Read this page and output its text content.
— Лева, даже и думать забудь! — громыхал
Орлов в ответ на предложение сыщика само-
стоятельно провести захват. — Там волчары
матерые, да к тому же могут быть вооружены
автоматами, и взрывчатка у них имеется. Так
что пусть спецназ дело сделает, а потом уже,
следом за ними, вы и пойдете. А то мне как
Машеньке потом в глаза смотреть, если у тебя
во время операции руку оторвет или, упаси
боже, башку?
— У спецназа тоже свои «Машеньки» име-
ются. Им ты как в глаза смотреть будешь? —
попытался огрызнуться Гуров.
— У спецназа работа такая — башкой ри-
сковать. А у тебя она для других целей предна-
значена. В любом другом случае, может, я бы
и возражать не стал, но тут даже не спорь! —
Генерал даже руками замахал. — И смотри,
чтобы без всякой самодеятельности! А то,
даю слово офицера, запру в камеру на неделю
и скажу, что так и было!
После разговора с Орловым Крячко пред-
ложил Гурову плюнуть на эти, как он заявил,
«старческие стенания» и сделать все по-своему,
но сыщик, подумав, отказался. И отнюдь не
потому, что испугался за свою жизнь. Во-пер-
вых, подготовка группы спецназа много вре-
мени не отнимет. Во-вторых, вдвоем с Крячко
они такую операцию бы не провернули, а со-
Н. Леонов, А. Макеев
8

**Job**
Your task is to output all of the data above word for word.

**Reply to the task**
Read this page and output its text content.
— Лева, даже и думать забудь! — громыхал
Орлов в ответ на предложение сыщика само-
стоятельно провести захват. — Там волчары
матерые, да к тому же могут быть вооружены
автоматами, и взрывчатка у них имеется. Так
что пусть спецназ дело сделает, а потом уже,
следом за ними, вы и пойдете. А то мне как
Машеньке потом в глаза смотреть, если у тебя
во время операции руку оторвет или, упаси
боже, башку?
— У спецназа тоже свои «Машеньки» име-
ются. Им ты как в глаза смотреть будешь? —
попытался огрызнуться Гуров.
— У спецназа работа такая — башкой ри-
сковать. А у тебя она для других целей предна-
значена. В любом другом случае, может, я бы
и возражать не стал, но тут даже не спорь! —
Генерал даже руками замахал. — И смотри,
чтобы без всякой самодеятельности! А то,
даю слово офицера, запру в камеру на неделю
и скажу, что так и было!
После разговора с Орловым Крячко пред-
ложил Гурову плюнуть на эти, как он заявил,
«старческие стенания» и сделать все по-своему,
но сыщик, подумав, отказался. И отнюдь не
потому, что испугался за свою жизнь. Во-пер-
вых, подготовка группы спецназа много вре-
мени не отнимет. Во-вторых, вдвоем с Крячко
они такую операцию бы не провернули, а со-
Н. Леонов, А. Макеев
8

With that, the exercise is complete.